[Page start]
Keep in mind before I say what will surely infuriate many that I spent much of my previous Friday evening listening to the pre-season football game between my favorite NFL team The Tampa Bay Buccaneers and The Miami Dolphins. I enjoy the combat of a football game. I understand the drama of sporting events. I have known, and currently know many people who memorize sports stats and pour a lot of personal time and energy into sports as their premier entertainment. I know many people who spend their Friday nights going to football games for their local high school in the fall; have block parties in their cul-de-sacs on Saturdays when Ohio State plays Michigan, then tail gate on Sunday down at Paul Brown Stadium for The Cincinnati Bengals. These same people will rattle off statistics of sport players with great conviction, but couldn’t begin to tell you who Rob Portman is–the State of Ohio Senator who has been a potential candidate for Vice-President of The United States. They drink a lot, and take great pride in losing their senses to drunkenness, and in spite of those human faults, I still enjoy the fanfare of sports.

In Texas, as displayed to the outside world quite wonderfully in the film Friday Night Lights, high school football is the centerpiece of small town entertainment, and it does bond the community together in ways that defy logic. I could write books on why this is destructive in that it shows a tendency toward collectivism that is ultimately disparaging, but for the sake of simplicity, let’s just say that small town politics in the state of Texas loves their Friday night football. It’s an obsession really, so much so that tax payers in Allen, Texas passed a bond package with 63.66 percent of the vote from the booming suburb of north Dallas worth $119.4 million dollars, $60 million of which was designated to building a state-of-the-art stadium for their high school football team.

For the kids who play football in Allen they will play under the Friday Night Lights for their community in a stadium that rivals what many of the stadiums for professional teams play in. 8,252 people signed up for season tickets ranging in price from $40 dollars a game to $8 and they plan to sell out several of their games in the 18,000 seat arena in a town that has a population of 84,236, which is smaller than the Lakota School District in Cincinnati. The demand for football in Allen is so intense that 1 out of every 4 people plan to attend football games at the new stadium.
[Page end]
[Given data start]
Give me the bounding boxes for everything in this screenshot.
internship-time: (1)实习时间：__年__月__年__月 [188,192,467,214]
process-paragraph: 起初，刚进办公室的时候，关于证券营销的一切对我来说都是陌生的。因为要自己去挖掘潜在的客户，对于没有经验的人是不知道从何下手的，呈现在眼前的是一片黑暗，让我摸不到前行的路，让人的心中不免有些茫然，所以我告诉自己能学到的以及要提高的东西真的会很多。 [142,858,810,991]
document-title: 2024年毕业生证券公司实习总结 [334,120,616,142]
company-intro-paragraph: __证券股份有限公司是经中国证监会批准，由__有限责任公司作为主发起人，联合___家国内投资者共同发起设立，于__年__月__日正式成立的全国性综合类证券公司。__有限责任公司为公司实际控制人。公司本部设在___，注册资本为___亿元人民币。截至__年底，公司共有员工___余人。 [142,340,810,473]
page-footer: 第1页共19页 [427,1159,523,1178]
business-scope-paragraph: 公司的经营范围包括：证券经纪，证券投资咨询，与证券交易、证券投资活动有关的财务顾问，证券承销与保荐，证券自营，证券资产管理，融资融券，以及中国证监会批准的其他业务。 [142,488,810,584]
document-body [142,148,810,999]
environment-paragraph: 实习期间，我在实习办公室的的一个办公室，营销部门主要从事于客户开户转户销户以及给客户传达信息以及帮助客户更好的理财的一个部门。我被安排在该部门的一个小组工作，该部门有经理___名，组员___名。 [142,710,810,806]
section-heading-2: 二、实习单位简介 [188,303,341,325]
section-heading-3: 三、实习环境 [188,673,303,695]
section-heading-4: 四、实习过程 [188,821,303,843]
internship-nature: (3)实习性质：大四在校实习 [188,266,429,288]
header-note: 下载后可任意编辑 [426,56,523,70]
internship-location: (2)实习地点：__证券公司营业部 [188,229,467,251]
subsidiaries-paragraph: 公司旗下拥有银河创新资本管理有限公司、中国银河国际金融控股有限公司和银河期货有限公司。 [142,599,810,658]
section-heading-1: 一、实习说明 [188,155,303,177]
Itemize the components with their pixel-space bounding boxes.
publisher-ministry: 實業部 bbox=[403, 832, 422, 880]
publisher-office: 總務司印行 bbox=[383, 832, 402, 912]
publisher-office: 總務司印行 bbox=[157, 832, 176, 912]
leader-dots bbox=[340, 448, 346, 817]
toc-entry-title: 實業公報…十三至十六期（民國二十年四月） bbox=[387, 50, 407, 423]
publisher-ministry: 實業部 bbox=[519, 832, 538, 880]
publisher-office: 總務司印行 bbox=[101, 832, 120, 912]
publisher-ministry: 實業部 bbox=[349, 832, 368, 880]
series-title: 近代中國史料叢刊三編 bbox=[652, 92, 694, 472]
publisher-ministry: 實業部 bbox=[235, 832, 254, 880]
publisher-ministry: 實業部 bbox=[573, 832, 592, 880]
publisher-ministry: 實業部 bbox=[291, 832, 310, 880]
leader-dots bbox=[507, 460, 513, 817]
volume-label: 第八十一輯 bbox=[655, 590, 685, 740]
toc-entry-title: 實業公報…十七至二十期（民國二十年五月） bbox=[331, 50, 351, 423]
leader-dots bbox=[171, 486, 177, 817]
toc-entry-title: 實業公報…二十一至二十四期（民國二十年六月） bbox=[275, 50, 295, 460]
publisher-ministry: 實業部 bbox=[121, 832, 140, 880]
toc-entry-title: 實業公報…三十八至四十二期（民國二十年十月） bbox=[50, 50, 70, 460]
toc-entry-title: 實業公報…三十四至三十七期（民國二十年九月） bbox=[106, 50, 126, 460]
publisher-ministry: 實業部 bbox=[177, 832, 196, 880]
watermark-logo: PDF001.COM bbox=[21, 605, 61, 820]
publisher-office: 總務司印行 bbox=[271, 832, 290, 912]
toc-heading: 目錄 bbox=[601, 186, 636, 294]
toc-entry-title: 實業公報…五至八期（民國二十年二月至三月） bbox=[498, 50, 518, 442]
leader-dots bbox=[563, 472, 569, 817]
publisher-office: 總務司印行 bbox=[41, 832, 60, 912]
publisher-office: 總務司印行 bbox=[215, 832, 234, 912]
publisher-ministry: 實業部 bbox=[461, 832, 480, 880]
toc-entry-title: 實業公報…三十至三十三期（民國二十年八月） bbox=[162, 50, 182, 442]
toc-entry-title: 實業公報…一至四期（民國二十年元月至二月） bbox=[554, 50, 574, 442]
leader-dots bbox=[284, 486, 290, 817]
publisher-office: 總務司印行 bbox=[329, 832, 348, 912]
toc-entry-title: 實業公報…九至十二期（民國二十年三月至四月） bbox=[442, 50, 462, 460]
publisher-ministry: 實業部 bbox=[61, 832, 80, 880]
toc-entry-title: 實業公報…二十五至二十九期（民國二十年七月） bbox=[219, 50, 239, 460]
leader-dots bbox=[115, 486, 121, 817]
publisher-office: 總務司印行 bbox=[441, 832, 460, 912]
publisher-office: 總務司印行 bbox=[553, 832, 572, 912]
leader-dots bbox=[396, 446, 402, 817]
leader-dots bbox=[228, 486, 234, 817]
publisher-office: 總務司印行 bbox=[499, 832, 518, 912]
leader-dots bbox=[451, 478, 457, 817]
[Given data end]
• To do:
**1.** Can you repeat word for word the part of the football essay that begins at "For the kids" and stops after "the new stadium."?
**2.** Would you go on with the football essay, starting right after its final sentence?

• Outputs in order:
**1.**
For the kids who play football in Allen they will play under the Friday Night Lights for their community in a stadium that rivals what many of the stadiums for professional teams play in. 8,252 people signed up for season tickets ranging in price from $40 dollars a game to $8 and they plan to sell out several of their games in the 18,000 seat arena in a town that has a population of 84,236, which is smaller than the Lakota School District in Cincinnati. The demand for football in Allen is so intense that 1 out of every 4 people plan to attend football games at the new stadium.

**2.**
The residents of Allen have a median household income of $100,843, which is about $10,000 more than the wealthy area of Lakota due in large part to all the businesses that are locating to the area because of Texas pro-business attitudes. Many of the jobs that aren’t in your town because of intense regulation and high taxes are probably in Texas or thinking about it currently. And when people have plenty of money in their pocket they tend to be generous by passing tax increases on themselves without a thought of future sustainability. The people of Allen have the money and they wish to spend it on a football stadium for their local high school, and that’s that. This has led to severe criticism from people outside of Allen who don’t understand why the people of that Texas town will spend so much money on a football stadium when the state of education is so poor in America. Well, the answer is rather harsh, but must be understood in order to be truthful about the real nature of support a community has for their local schools when discussions of tax increases arise. People like to watch violence and mayhem. They love to see gladiators on the battlefield punishing other players in a quest to score a point. Those same audiences do not show up to watch some kid take a math test.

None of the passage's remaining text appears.